• [THE REQUEST]: Pull every line containing "chùa" out of the material below.

• [PROVIDED INFORMATION]:
_ _ _ _ _
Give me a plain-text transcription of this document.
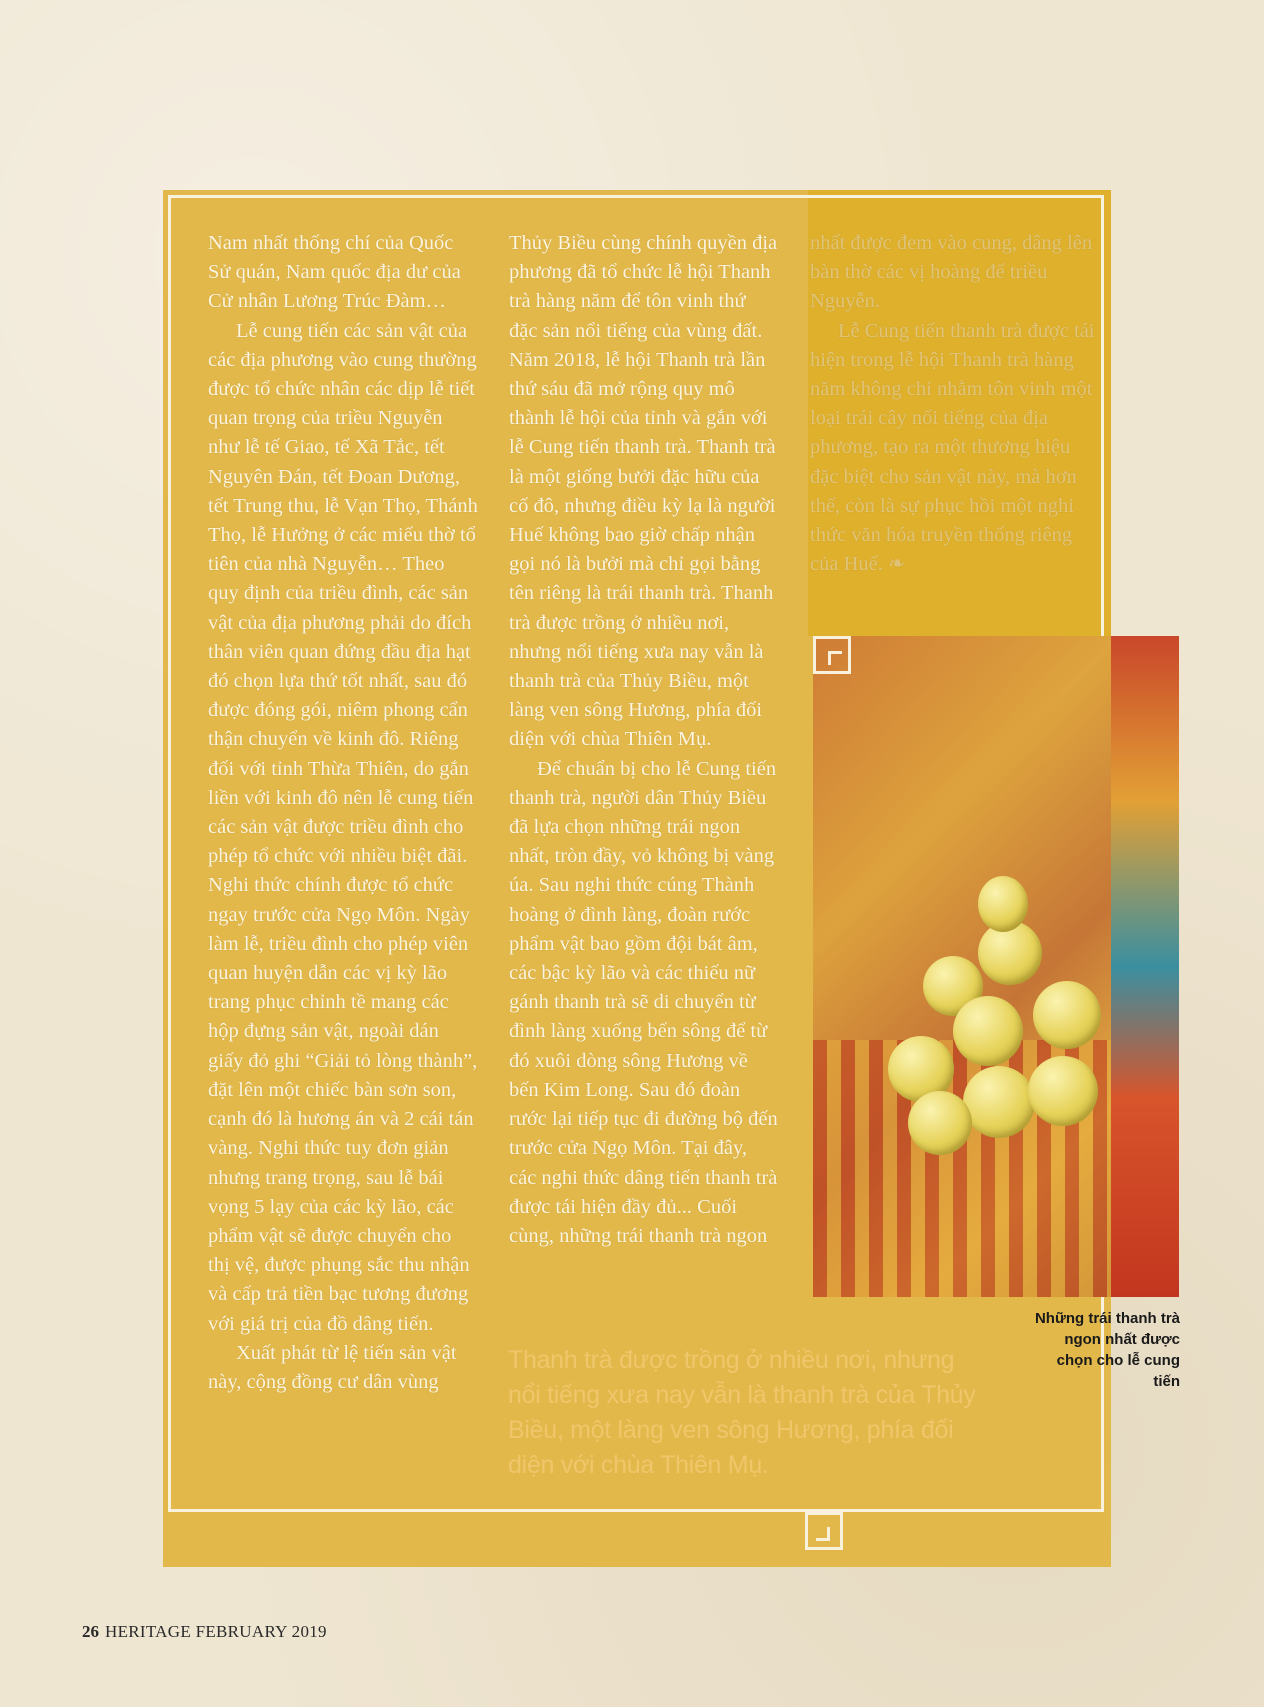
Nam nhất thống chí của Quốc Sử quán, Nam quốc địa dư của Cử nhân Lương Trúc Đàm…

Lễ cung tiến các sản vật của các địa phương vào cung thường được tổ chức nhân các dịp lễ tiết quan trọng của triều Nguyễn như lễ tế Giao, tế Xã Tắc, tết Nguyên Đán, tết Đoan Dương, tết Trung thu, lễ Vạn Thọ, Thánh Thọ, lễ Hưởng ở các miếu thờ tổ tiên của nhà Nguyễn… Theo quy định của triều đình, các sản vật của địa phương phải do đích thân viên quan đứng đầu địa hạt đó chọn lựa thứ tốt nhất, sau đó được đóng gói, niêm phong cẩn thận chuyển về kinh đô. Riêng đối với tỉnh Thừa Thiên, do gắn liền với kinh đô nên lễ cung tiến các sản vật được triều đình cho phép tổ chức với nhiều biệt đãi. Nghi thức chính được tổ chức ngay trước cửa Ngọ Môn. Ngày làm lễ, triều đình cho phép viên quan huyện dẫn các vị kỳ lão trang phục chỉnh tề mang các hộp đựng sản vật, ngoài dán giấy đỏ ghi “Giải tỏ lòng thành”, đặt lên một chiếc bàn sơn son, cạnh đó là hương án và 2 cái tán vàng. Nghi thức tuy đơn giản nhưng trang trọng, sau lễ bái vọng 5 lạy của các kỳ lão, các phẩm vật sẽ được chuyển cho thị vệ, được phụng sắc thu nhận và cấp trả tiền bạc tương đương với giá trị của đồ dâng tiến.

Xuất phát từ lệ tiến sản vật này, cộng đồng cư dân vùng

Thủy Biều cùng chính quyền địa phương đã tổ chức lễ hội Thanh trà hàng năm để tôn vinh thứ đặc sản nổi tiếng của vùng đất. Năm 2018, lễ hội Thanh trà lần thứ sáu đã mở rộng quy mô thành lễ hội của tỉnh và gắn với lễ Cung tiến thanh trà. Thanh trà là một giống bưởi đặc hữu của cố đô, nhưng điều kỳ lạ là người Huế không bao giờ chấp nhận gọi nó là bưởi mà chỉ gọi bằng tên riêng là trái thanh trà. Thanh trà được trồng ở nhiều nơi, nhưng nổi tiếng xưa nay vẫn là thanh trà của Thủy Biều, một làng ven sông Hương, phía đối diện với chùa Thiên Mụ.

Để chuẩn bị cho lễ Cung tiến thanh trà, người dân Thủy Biều đã lựa chọn những trái ngon nhất, tròn đầy, vỏ không bị vàng úa. Sau nghi thức cúng Thành hoàng ở đình làng, đoàn rước phẩm vật bao gồm đội bát âm, các bậc kỳ lão và các thiếu nữ gánh thanh trà sẽ di chuyển từ đình làng xuống bến sông để từ đó xuôi dòng sông Hương về bến Kim Long. Sau đó đoàn rước lại tiếp tục đi đường bộ đến trước cửa Ngọ Môn. Tại đây, các nghi thức dâng tiến thanh trà được tái hiện đầy đủ... Cuối cùng, những trái thanh trà ngon

nhất được đem vào cung, dâng lên bàn thờ các vị hoàng đế triều Nguyễn.

Lễ Cung tiến thanh trà được tái hiện trong lễ hội Thanh trà hàng năm không chỉ nhằm tôn vinh một loại trái cây nổi tiếng của địa phương, tạo ra một thương hiệu đặc biệt cho sản vật này, mà hơn thế, còn là sự phục hồi một nghi thức văn hóa truyền thống riêng của Huế. ❧

Thanh trà được trồng ở nhiều nơi, nhưng nổi tiếng xưa nay vẫn là thanh trà của Thủy Biều, một làng ven sông Hương, phía đối diện với chùa Thiên Mụ.
Những trái thanh trà ngon nhất được chọn cho lễ cung tiến
26 HERITAGE FEBRUARY 2019
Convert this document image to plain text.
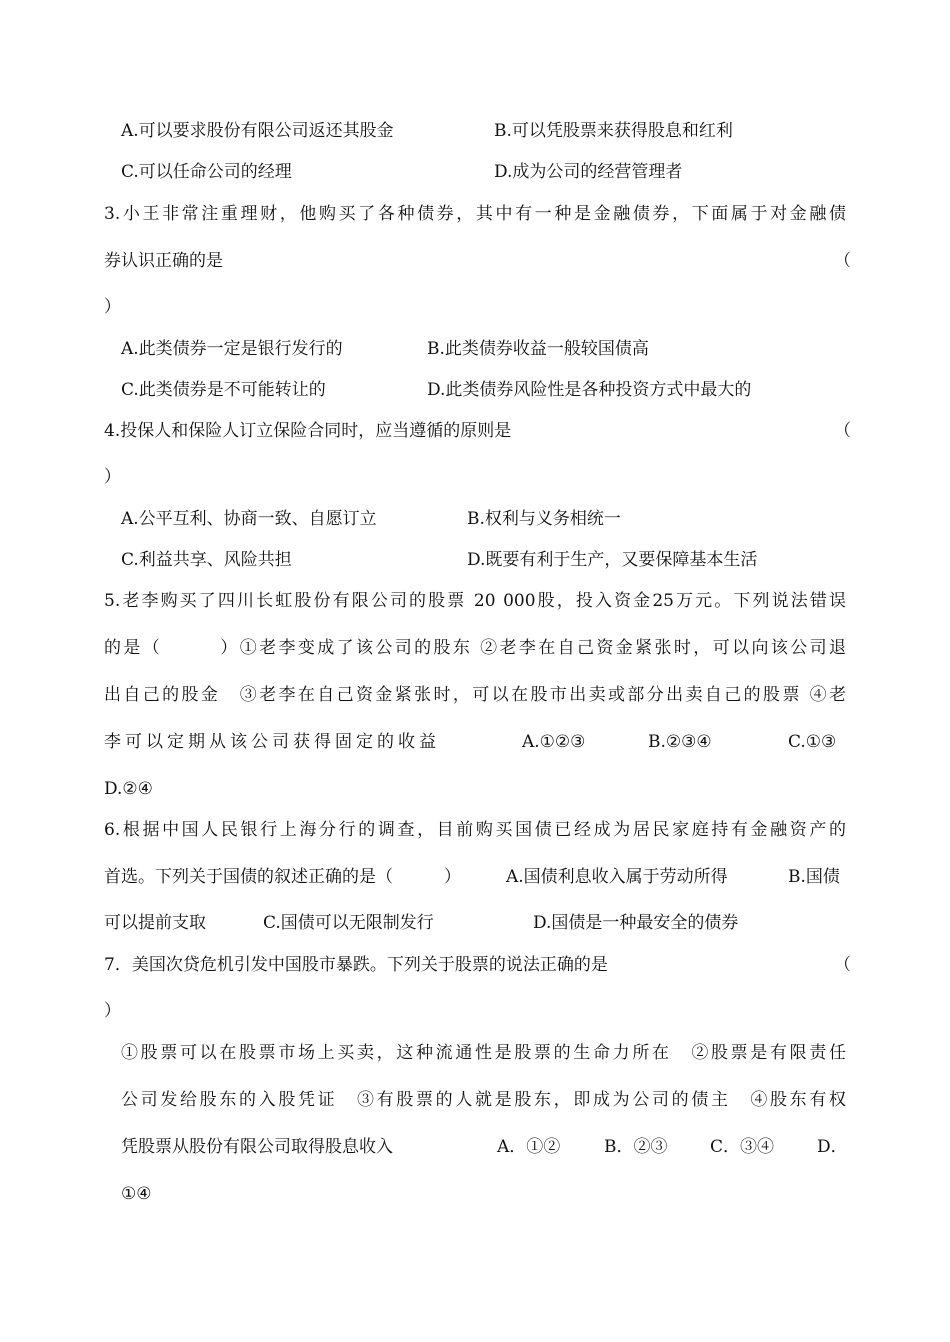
A.可以要求股份有限公司返还其股金	B.可以凭股票来获得股息和红利
C.可以任命公司的经理	D.成为公司的经营管理者
3.小王非常注重理财，他购买了各种债券，其中有一种是金融债券，下面属于对金融债
券认识正确的是	（
）
A.此类债券一定是银行发行的	B.此类债券收益一般较国债高
C.此类债券是不可能转让的	D.此类债券风险性是各种投资方式中最大的
4.投保人和保险人订立保险合同时，应当遵循的原则是	（
）
A.公平互利、协商一致、自愿订立	B.权利与义务相统一
C.利益共享、风险共担	D.既要有利于生产，又要保障基本生活
5.老李购买了四川长虹股份有限公司的股票 20 000股，投入资金25万元。下列说法错误
的是（　　　）①老李变成了该公司的股东 ②老李在自己资金紧张时，可以向该公司退
出自己的股金　③老李在自己资金紧张时，可以在股市出卖或部分出卖自己的股票 ④老
李可以定期从该公司获得固定的收益	A.①②③	B.②③④	C.①③
D.②④
6.根据中国人民银行上海分行的调查，目前购买国债已经成为居民家庭持有金融资产的
首选。下列关于国债的叙述正确的是（　　　）	A.国债利息收入属于劳动所得	B.国债
可以提前支取	C.国债可以无限制发行	D.国债是一种最安全的债券
7．美国次贷危机引发中国股市暴跌。下列关于股票的说法正确的是	（
）
①股票可以在股票市场上买卖，这种流通性是股票的生命力所在　②股票是有限责任
公司发给股东的入股凭证　③有股票的人就是股东，即成为公司的债主　④股东有权
凭股票从股份有限公司取得股息收入	A．①②	B．②③	C．③④	D．
①④
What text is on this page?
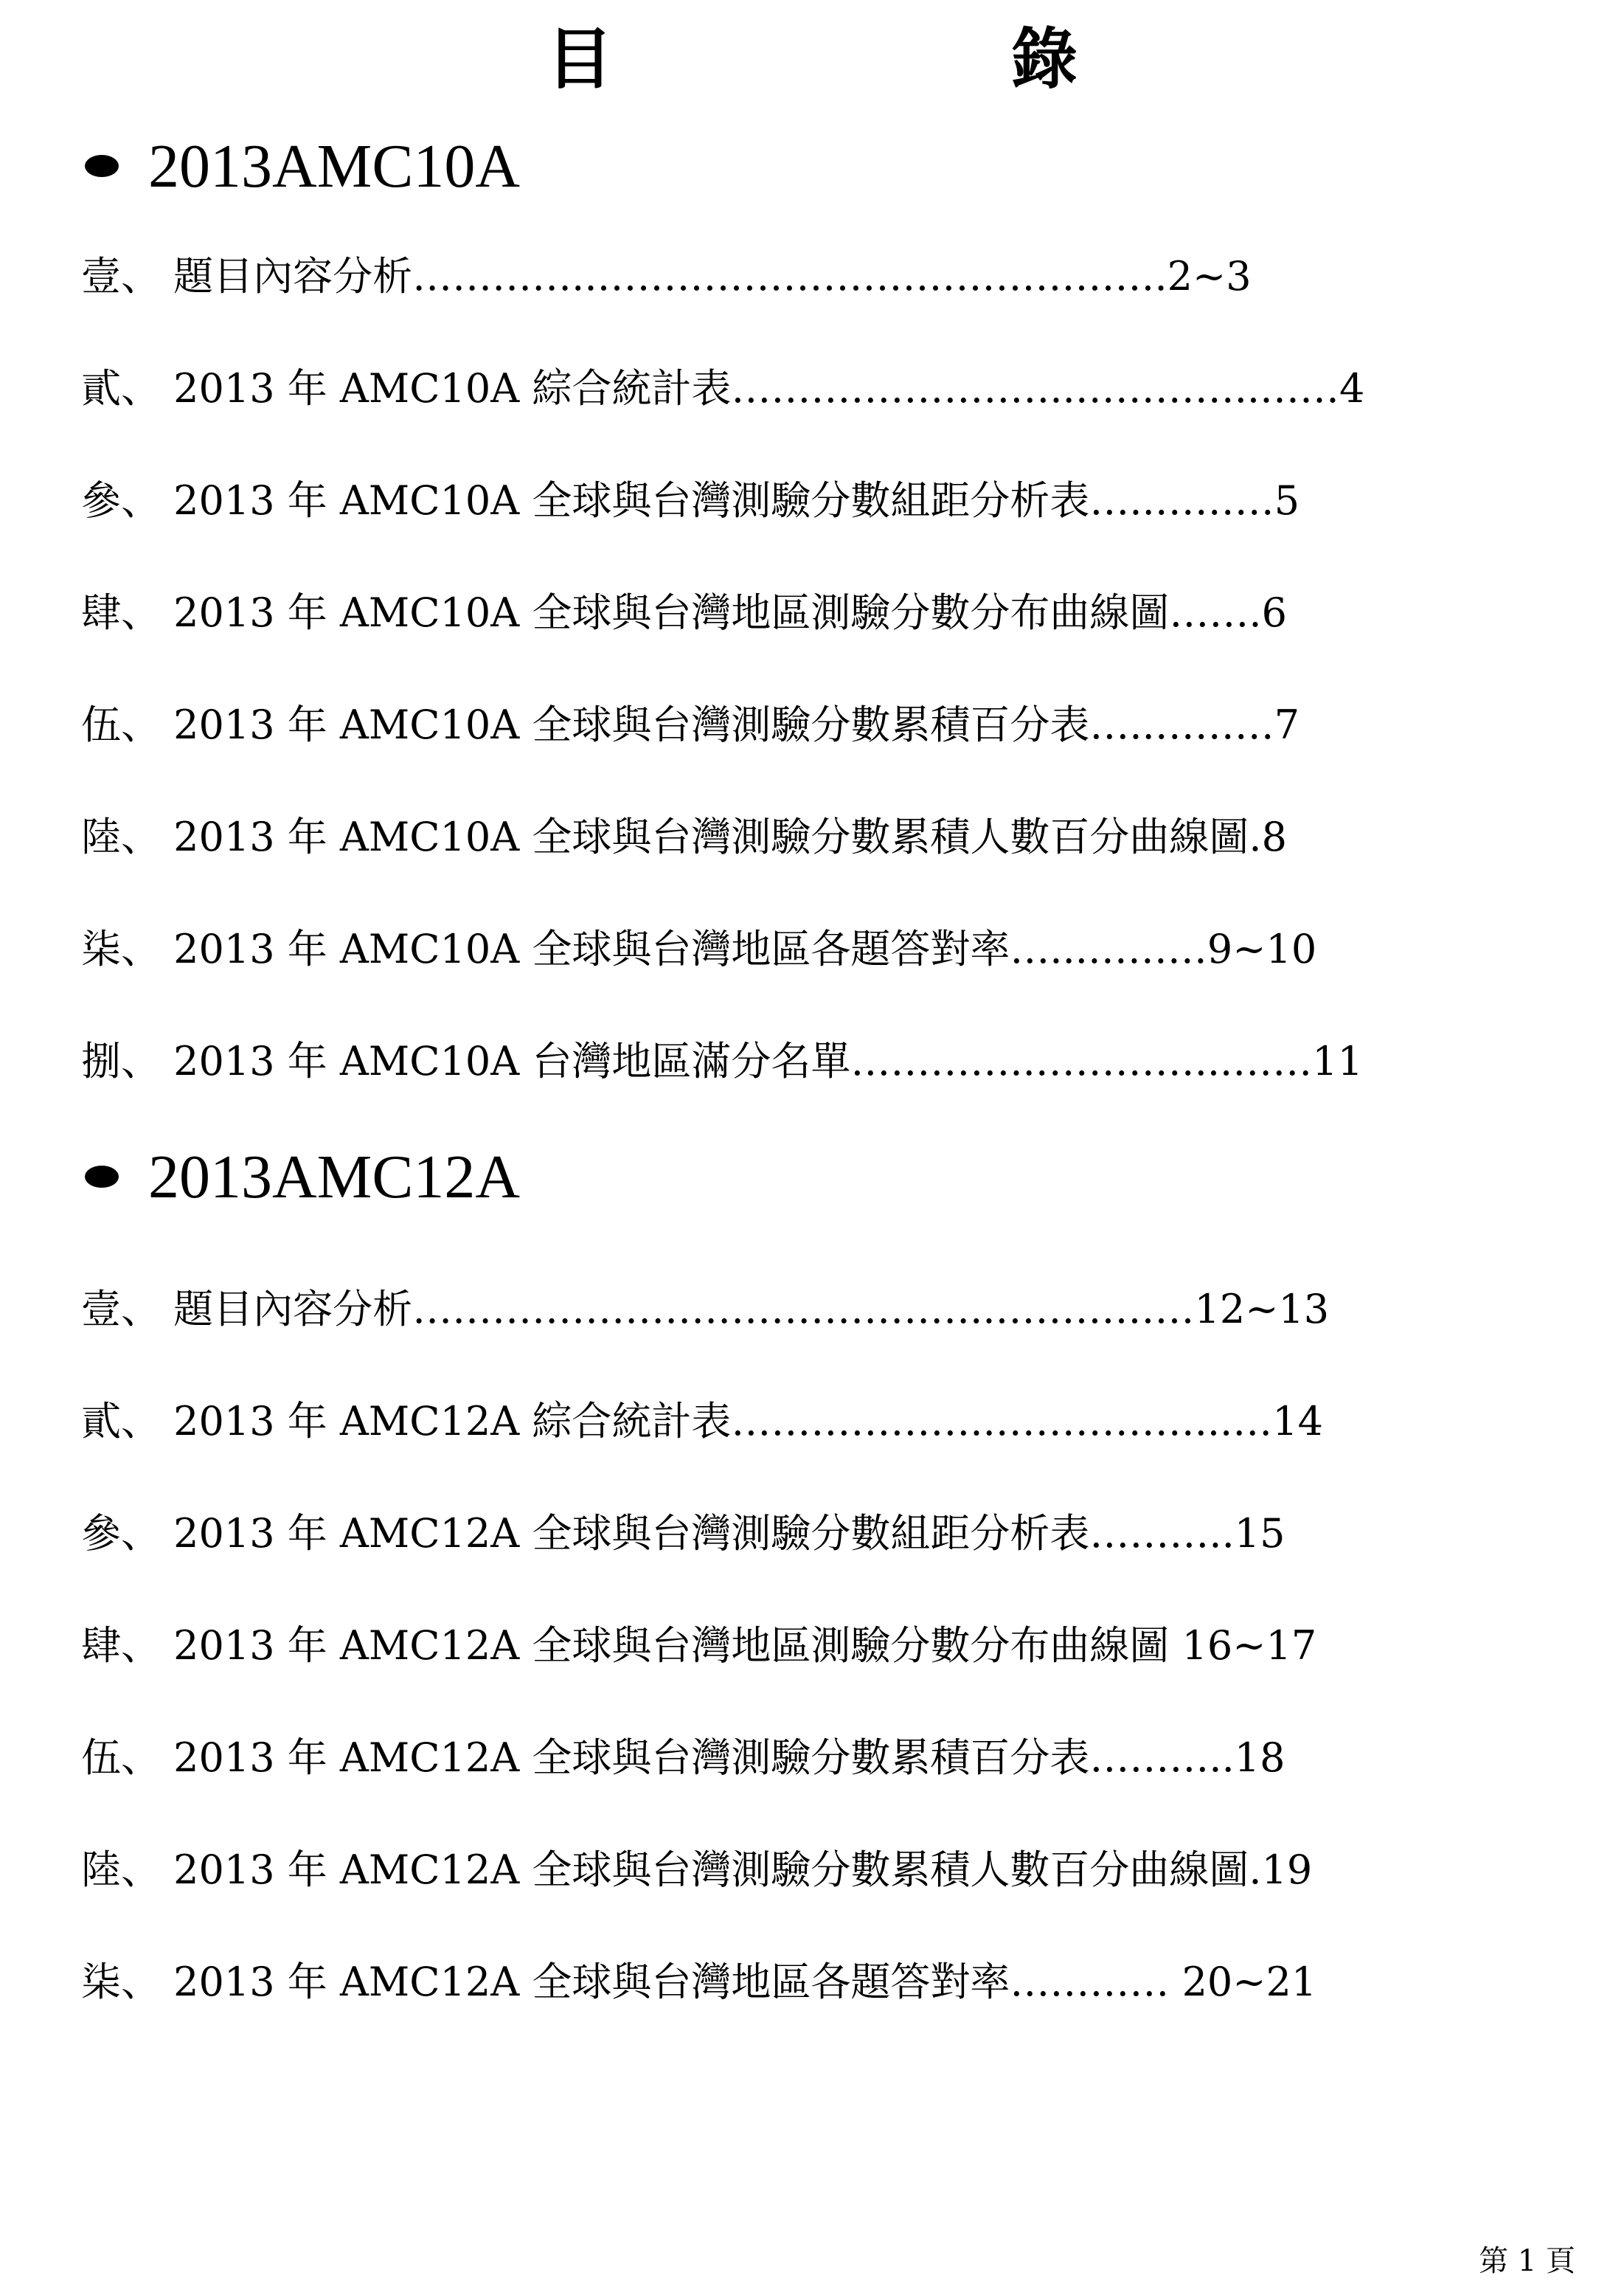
目　　錄
2013AMC10A
壹、 題目內容分析…………..…………………………………….2~3
貳、 2013 年 AMC10A 綜合統計表……………………..…………..……4
參、 2013 年 AMC10A 全球與台灣測驗分數組距分析表…..………5
肆、 2013 年 AMC10A 全球與台灣地區測驗分數分布曲線圖…….6
伍、 2013 年 AMC10A 全球與台灣測驗分數累積百分表…..………7
陸、 2013 年 AMC10A 全球與台灣測驗分數累積人數百分曲線圖.8
柒、 2013 年 AMC10A 全球與台灣地區各題答對率…...………9~10
捌、 2013 年 AMC10A 台灣地區滿分名單…………..…………...……11
2013AMC12A
壹、 題目內容分析……………………………………..……………12~13
貳、 2013 年 AMC12A 綜合統計表………………..……………...…14
參、 2013 年 AMC12A 全球與台灣測驗分數組距分析表………..15
肆、 2013 年 AMC12A 全球與台灣地區測驗分數分布曲線圖 16~17
伍、 2013 年 AMC12A 全球與台灣測驗分數累積百分表………..18
陸、 2013 年 AMC12A 全球與台灣測驗分數累積人數百分曲線圖.19
柒、 2013 年 AMC12A 全球與台灣地區各題答對率………… 20~21
第 1 頁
_ _ _ _ _
• [ANSWER TO THE PROBLEM]:
Thủy Biều cùng chính quyền địa phương đã tổ chức lễ hội Thanh trà hàng năm để tôn vinh thứ đặc sản nổi tiếng của vùng đất. Năm 2018, lễ hội Thanh trà lần thứ sáu đã mở rộng quy mô thành lễ hội của tỉnh và gắn với lễ Cung tiến thanh trà. Thanh trà là một giống bưởi đặc hữu của cố đô, nhưng điều kỳ lạ là người Huế không bao giờ chấp nhận gọi nó là bưởi mà chỉ gọi bằng tên riêng là trái thanh trà. Thanh trà được trồng ở nhiều nơi, nhưng nổi tiếng xưa nay vẫn là thanh trà của Thủy Biều, một làng ven sông Hương, phía đối diện với chùa Thiên Mụ.
Thanh trà được trồng ở nhiều nơi, nhưng nổi tiếng xưa nay vẫn là thanh trà của Thủy Biều, một làng ven sông Hương, phía đối diện với chùa Thiên Mụ.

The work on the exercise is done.